## Given task:
Copy out the lines that have "xlabel" in them.

+++ Source records

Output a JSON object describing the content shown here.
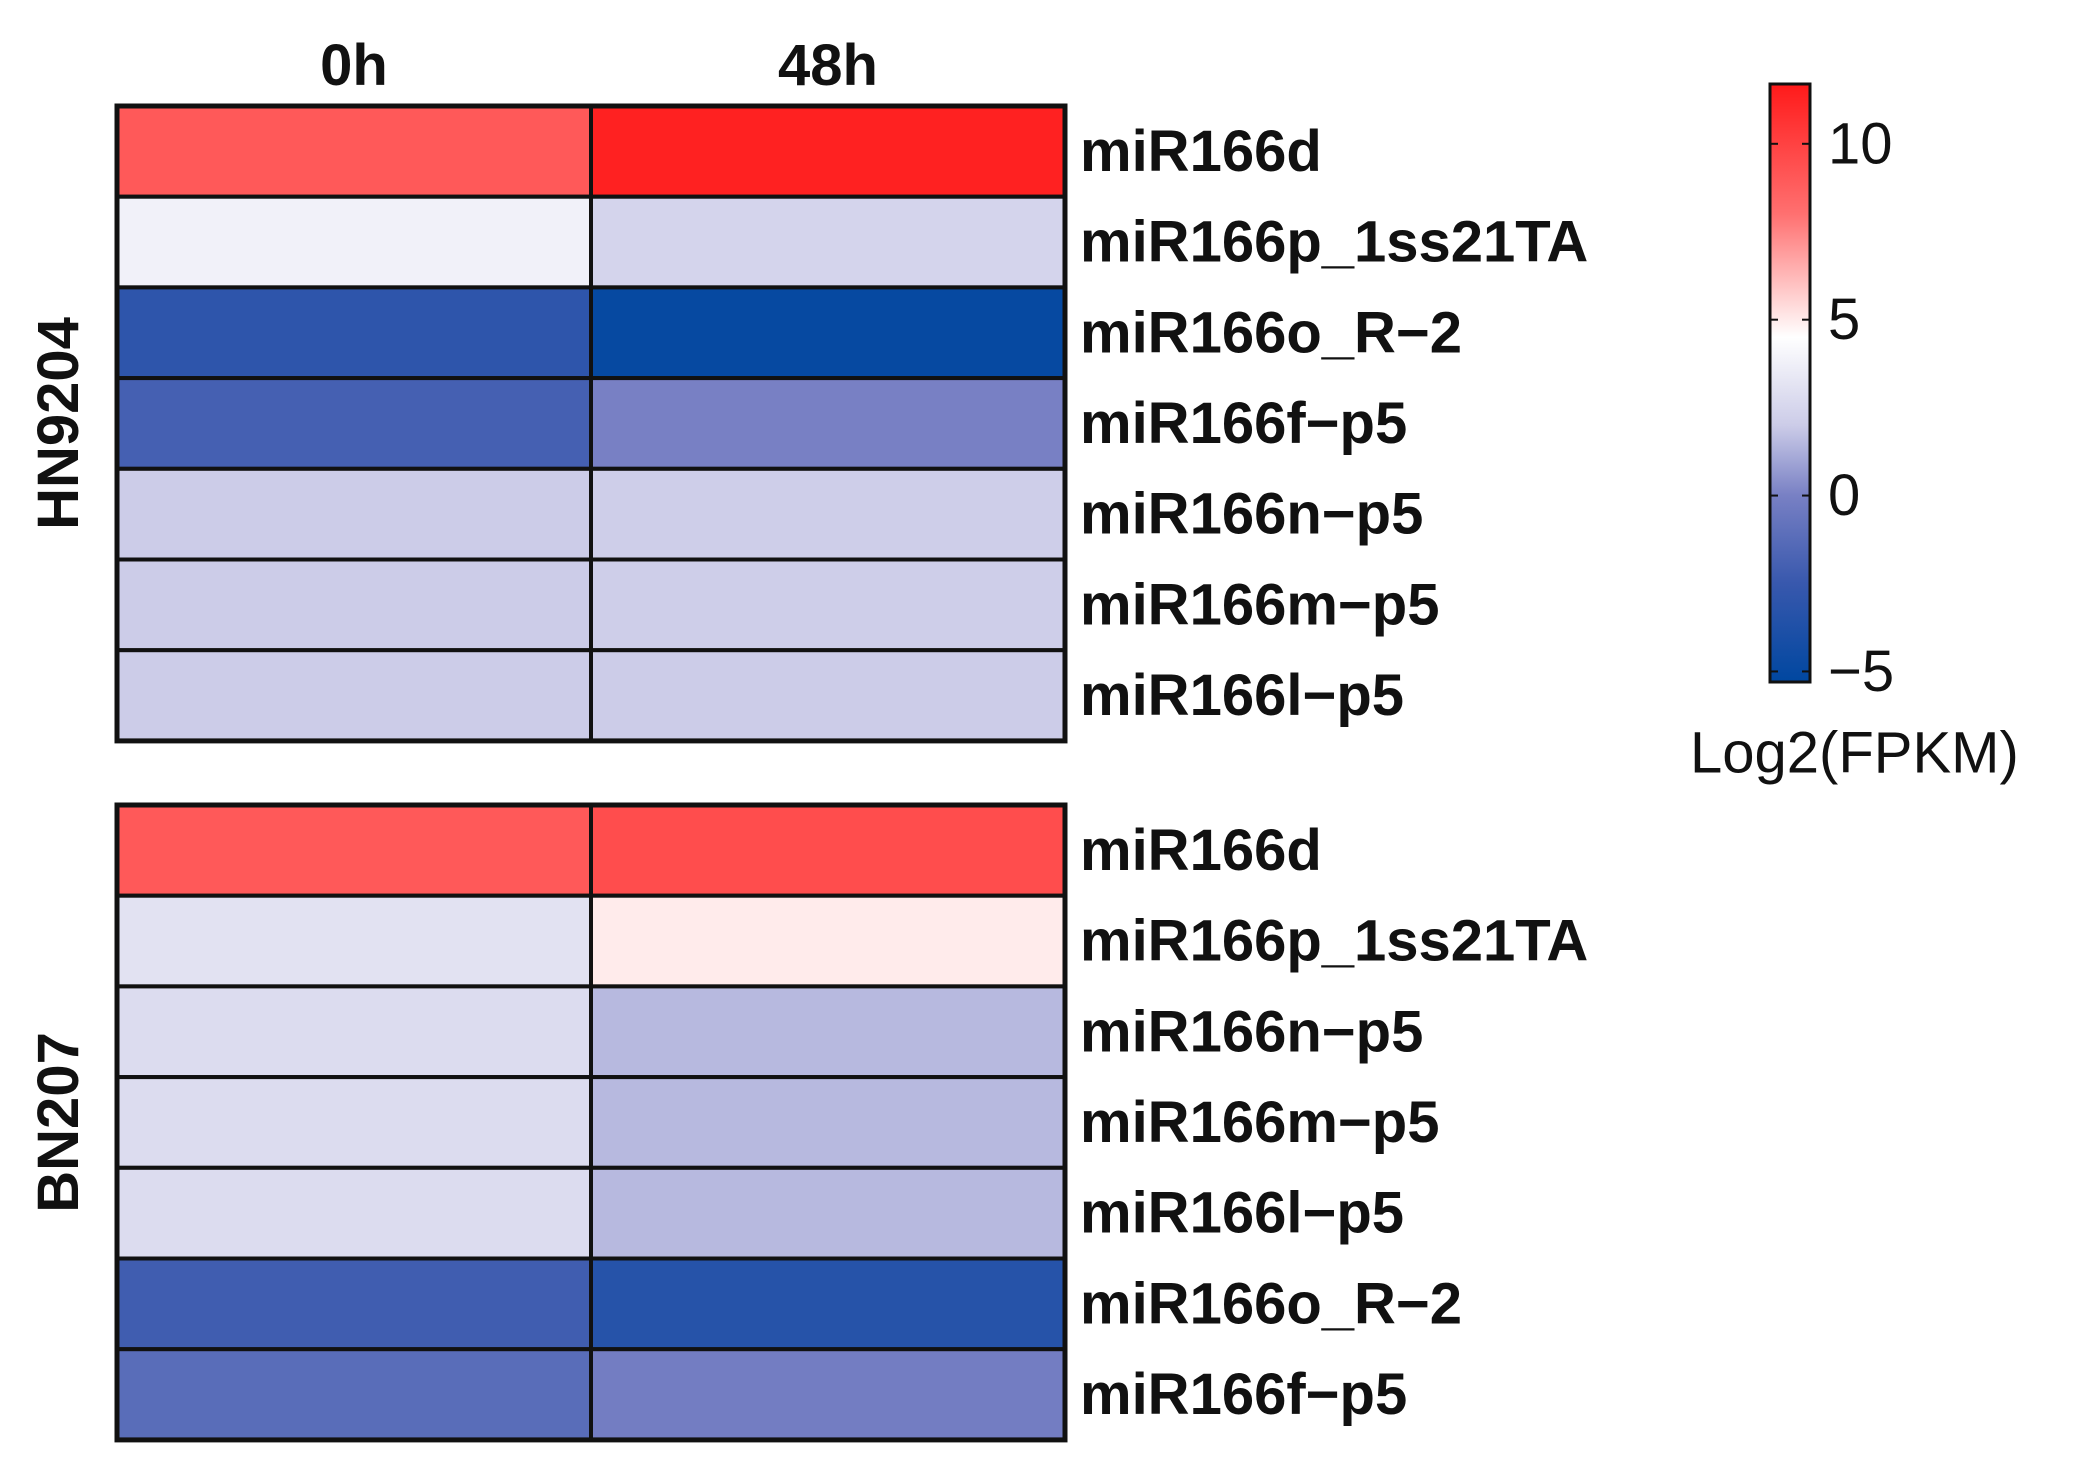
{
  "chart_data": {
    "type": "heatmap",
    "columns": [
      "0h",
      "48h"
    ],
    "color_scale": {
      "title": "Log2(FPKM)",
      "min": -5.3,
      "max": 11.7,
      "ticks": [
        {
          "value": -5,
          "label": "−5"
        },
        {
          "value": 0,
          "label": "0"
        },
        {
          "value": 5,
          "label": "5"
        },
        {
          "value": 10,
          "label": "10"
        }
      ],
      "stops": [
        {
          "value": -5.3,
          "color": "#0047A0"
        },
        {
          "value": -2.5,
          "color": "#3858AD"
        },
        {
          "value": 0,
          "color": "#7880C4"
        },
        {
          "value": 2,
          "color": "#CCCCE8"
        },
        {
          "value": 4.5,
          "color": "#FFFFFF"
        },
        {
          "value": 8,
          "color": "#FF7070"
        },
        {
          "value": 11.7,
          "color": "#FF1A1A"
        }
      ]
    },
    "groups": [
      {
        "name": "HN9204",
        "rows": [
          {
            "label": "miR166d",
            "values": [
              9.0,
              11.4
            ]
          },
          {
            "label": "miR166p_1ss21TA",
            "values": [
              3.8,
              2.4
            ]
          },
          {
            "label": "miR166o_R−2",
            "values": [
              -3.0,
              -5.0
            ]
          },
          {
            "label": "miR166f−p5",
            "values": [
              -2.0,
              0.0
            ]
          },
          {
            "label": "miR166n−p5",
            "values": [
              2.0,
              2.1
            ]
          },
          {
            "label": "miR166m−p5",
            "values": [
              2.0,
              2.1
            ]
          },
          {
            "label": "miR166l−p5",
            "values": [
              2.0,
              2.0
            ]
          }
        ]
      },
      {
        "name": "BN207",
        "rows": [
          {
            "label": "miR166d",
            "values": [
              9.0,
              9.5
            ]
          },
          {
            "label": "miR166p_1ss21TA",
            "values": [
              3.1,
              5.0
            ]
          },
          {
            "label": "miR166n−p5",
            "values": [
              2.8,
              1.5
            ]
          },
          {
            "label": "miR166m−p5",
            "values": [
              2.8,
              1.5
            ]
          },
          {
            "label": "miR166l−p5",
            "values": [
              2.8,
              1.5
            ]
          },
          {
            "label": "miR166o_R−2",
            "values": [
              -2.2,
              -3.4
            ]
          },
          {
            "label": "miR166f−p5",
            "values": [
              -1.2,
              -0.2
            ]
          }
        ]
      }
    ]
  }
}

++++++
+++ Source records

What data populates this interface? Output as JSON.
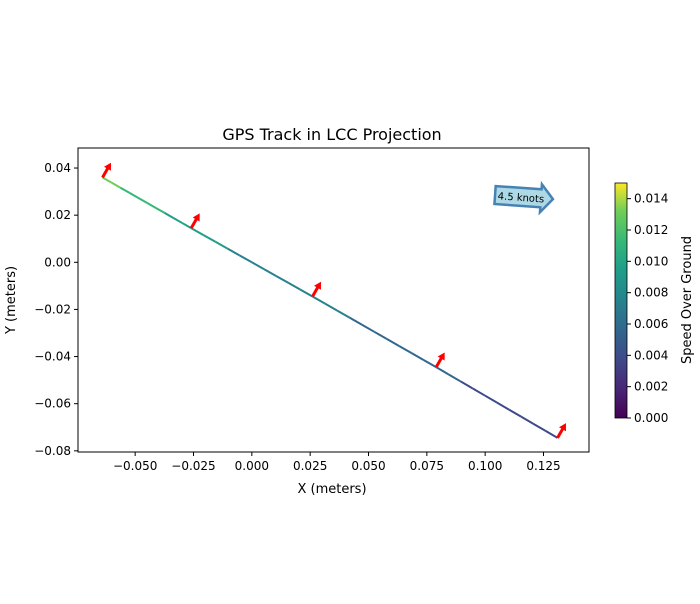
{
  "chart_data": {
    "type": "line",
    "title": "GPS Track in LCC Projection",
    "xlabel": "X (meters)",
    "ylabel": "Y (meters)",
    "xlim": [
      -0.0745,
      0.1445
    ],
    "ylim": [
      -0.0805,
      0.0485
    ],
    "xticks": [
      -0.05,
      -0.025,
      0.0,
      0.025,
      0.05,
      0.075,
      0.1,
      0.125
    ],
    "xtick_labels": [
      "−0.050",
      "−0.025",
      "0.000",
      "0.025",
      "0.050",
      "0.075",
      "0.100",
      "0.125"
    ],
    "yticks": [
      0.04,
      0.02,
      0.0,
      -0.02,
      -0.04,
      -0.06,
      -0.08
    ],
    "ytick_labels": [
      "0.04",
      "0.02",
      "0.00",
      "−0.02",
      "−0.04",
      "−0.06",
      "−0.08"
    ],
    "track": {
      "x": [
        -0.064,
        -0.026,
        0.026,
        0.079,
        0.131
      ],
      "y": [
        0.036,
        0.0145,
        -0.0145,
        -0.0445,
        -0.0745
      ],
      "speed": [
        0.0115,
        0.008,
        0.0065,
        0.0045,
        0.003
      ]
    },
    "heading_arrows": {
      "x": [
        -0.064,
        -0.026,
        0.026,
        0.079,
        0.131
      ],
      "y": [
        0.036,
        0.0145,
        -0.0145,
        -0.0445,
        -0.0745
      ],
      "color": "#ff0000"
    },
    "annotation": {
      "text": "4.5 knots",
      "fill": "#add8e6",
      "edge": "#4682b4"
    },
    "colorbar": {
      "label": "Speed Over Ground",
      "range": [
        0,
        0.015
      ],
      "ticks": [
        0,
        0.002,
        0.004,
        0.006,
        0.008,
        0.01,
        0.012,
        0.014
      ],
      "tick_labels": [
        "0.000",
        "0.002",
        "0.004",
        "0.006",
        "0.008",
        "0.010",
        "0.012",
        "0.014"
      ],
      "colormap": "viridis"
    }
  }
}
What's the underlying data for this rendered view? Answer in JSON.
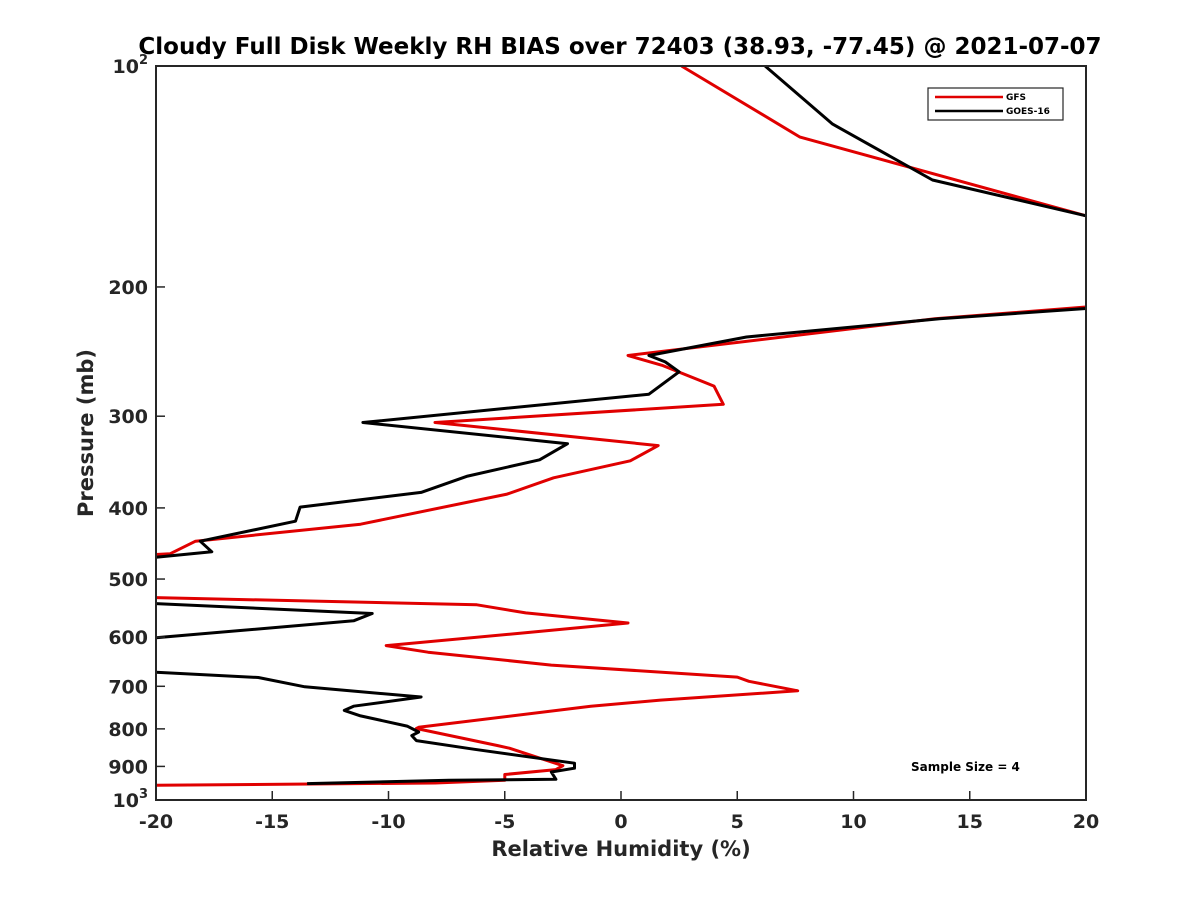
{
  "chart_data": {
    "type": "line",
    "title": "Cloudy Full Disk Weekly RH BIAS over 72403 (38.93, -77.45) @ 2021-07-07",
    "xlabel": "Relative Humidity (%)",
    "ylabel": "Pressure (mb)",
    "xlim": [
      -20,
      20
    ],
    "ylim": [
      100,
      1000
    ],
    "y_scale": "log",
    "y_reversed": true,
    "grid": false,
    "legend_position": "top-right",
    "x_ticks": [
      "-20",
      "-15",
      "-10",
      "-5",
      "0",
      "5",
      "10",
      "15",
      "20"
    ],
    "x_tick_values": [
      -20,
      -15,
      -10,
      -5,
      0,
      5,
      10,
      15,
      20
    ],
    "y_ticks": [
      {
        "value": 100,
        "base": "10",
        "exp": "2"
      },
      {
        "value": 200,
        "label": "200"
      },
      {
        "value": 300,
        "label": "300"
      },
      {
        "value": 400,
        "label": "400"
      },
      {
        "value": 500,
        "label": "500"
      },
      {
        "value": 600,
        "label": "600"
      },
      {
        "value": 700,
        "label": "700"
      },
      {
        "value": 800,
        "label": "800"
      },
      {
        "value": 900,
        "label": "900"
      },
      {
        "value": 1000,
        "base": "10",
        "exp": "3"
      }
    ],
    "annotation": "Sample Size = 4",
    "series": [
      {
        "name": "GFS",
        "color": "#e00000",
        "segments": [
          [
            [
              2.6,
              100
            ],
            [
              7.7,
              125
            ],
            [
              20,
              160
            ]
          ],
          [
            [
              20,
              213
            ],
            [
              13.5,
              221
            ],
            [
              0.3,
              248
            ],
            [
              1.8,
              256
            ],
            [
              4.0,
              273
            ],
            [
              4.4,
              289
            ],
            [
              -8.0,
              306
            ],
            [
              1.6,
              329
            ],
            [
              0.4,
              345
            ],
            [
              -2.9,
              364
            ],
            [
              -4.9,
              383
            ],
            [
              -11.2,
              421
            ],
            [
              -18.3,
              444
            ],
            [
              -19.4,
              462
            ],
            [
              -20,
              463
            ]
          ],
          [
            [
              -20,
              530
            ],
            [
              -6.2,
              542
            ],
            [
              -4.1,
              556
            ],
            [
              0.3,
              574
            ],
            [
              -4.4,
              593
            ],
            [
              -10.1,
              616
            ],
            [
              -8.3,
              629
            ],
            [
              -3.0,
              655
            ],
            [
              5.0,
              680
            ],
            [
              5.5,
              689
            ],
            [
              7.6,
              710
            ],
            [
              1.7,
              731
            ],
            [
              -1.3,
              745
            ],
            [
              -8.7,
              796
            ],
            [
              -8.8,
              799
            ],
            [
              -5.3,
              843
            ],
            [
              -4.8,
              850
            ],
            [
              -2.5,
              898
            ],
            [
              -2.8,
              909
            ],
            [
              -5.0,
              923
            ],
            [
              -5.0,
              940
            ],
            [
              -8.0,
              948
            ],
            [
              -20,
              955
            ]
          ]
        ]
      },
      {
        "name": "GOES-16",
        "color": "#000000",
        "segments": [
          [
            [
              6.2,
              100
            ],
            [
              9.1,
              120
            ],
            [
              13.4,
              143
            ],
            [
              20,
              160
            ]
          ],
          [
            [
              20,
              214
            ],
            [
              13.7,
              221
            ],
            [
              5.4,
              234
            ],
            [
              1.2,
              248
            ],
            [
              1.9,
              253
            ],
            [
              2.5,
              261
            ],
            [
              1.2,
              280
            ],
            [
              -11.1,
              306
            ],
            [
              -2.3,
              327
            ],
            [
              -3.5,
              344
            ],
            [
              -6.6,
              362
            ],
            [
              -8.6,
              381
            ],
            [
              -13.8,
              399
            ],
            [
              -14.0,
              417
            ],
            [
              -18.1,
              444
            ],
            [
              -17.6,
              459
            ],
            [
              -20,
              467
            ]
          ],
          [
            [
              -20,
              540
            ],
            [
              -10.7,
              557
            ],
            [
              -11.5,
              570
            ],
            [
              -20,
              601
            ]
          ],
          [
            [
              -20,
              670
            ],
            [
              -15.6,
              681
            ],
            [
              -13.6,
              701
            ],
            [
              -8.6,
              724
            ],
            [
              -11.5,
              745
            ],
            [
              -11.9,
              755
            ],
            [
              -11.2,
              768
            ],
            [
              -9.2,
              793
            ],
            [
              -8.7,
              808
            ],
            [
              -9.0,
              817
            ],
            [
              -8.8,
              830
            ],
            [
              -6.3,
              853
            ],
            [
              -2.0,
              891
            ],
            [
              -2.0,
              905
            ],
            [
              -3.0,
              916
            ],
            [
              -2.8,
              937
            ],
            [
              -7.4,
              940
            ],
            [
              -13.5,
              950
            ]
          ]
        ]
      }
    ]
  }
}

++++++
+++ Source records

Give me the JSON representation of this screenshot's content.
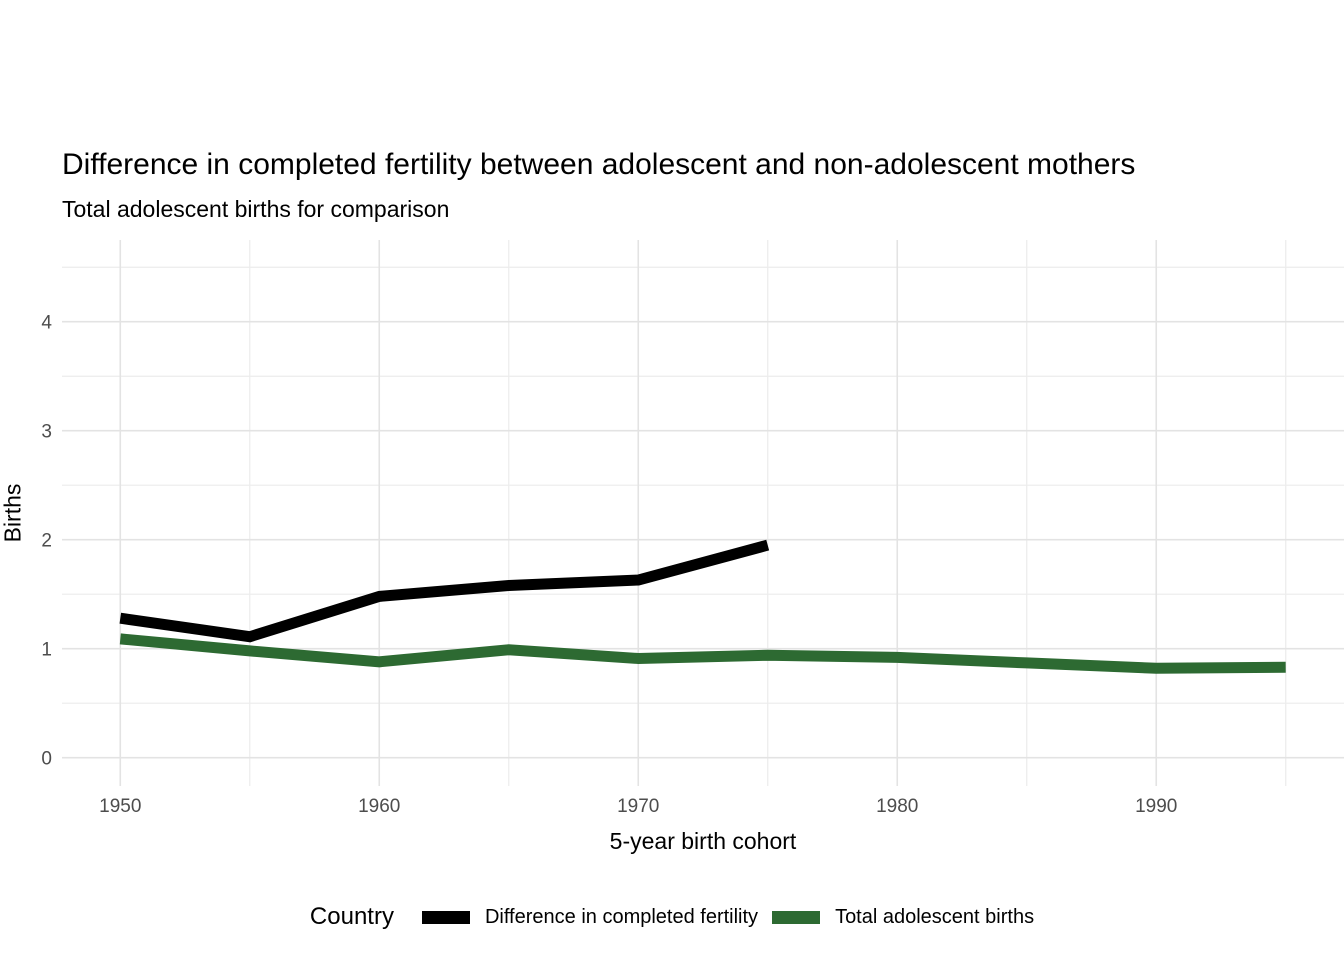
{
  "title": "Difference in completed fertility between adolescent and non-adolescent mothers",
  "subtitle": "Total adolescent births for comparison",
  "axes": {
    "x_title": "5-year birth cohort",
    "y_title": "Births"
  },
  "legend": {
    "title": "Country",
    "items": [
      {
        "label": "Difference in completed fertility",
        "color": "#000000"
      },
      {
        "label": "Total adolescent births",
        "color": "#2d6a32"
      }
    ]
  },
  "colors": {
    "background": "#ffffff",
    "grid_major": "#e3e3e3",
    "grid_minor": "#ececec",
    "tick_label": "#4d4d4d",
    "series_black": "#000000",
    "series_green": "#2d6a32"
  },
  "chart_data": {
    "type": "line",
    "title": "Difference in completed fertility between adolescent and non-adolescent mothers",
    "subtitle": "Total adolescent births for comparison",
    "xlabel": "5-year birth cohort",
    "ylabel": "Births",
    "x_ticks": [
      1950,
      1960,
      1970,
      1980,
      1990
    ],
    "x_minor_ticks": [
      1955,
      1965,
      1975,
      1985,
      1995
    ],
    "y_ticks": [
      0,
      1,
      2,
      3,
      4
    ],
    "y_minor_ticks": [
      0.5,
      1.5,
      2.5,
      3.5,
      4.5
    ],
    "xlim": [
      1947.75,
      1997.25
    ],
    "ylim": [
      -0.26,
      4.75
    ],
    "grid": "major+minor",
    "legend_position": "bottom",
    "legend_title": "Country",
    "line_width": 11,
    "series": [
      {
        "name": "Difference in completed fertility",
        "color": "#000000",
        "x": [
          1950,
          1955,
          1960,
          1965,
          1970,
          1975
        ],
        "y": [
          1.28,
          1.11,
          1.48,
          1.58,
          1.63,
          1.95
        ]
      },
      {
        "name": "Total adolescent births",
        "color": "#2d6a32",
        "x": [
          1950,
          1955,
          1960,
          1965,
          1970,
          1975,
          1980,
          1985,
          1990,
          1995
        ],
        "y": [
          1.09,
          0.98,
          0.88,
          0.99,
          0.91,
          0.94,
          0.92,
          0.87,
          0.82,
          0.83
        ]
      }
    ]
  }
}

++++++

## Reply to the task:
    "xlabel": "X (meters)",
    "xlabel": "Relative Humidity (%)",
    "xlabel": "5-year birth cohort",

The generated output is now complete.